▸ **Goal**:
All of the records listed below should be retyped exactly.
— start of Listed records —
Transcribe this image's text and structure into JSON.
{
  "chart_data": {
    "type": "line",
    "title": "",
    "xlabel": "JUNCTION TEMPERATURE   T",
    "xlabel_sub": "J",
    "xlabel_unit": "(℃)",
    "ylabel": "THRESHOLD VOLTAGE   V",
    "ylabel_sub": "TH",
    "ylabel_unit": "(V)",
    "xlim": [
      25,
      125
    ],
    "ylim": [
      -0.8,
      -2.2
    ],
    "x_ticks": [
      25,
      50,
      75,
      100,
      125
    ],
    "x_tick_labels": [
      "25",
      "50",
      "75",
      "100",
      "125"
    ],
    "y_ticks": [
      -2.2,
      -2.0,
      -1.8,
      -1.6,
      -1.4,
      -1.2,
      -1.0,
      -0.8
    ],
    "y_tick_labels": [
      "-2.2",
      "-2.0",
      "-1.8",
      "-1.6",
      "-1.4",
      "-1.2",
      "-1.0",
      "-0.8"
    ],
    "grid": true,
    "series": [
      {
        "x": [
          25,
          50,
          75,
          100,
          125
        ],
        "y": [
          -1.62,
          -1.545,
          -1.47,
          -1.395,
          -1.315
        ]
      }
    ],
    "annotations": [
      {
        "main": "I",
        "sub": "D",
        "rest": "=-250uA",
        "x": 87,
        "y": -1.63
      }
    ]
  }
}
— end of Listed records —
▸ **Written response**:
Transcribe this image's text and structure into JSON.
{
  "chart_data": {
    "type": "line",
    "title": "",
    "xlabel": "JUNCTION TEMPERATURE   T",
    "xlabel_sub": "J",
    "xlabel_unit": "(℃)",
    "ylabel": "THRESHOLD VOLTAGE   V",
    "ylabel_sub": "TH",
    "ylabel_unit": "(V)",
    "xlim": [
      25,
      125
    ],
    "ylim": [
      -0.8,
      -2.2
    ],
    "x_ticks": [
      25,
      50,
      75,
      100,
      125
    ],
    "x_tick_labels": [
      "25",
      "50",
      "75",
      "100",
      "125"
    ],
    "y_ticks": [
      -2.2,
      -2.0,
      -1.8,
      -1.6,
      -1.4,
      -1.2,
      -1.0,
      -0.8
    ],
    "y_tick_labels": [
      "-2.2",
      "-2.0",
      "-1.8",
      "-1.6",
      "-1.4",
      "-1.2",
      "-1.0",
      "-0.8"
    ],
    "grid": true,
    "series": [
      {
        "x": [
          25,
          50,
          75,
          100,
          125
        ],
        "y": [
          -1.62,
          -1.545,
          -1.47,
          -1.395,
          -1.315
        ]
      }
    ],
    "annotations": [
      {
        "main": "I",
        "sub": "D",
        "rest": "=-250uA",
        "x": 87,
        "y": -1.63
      }
    ]
  }
}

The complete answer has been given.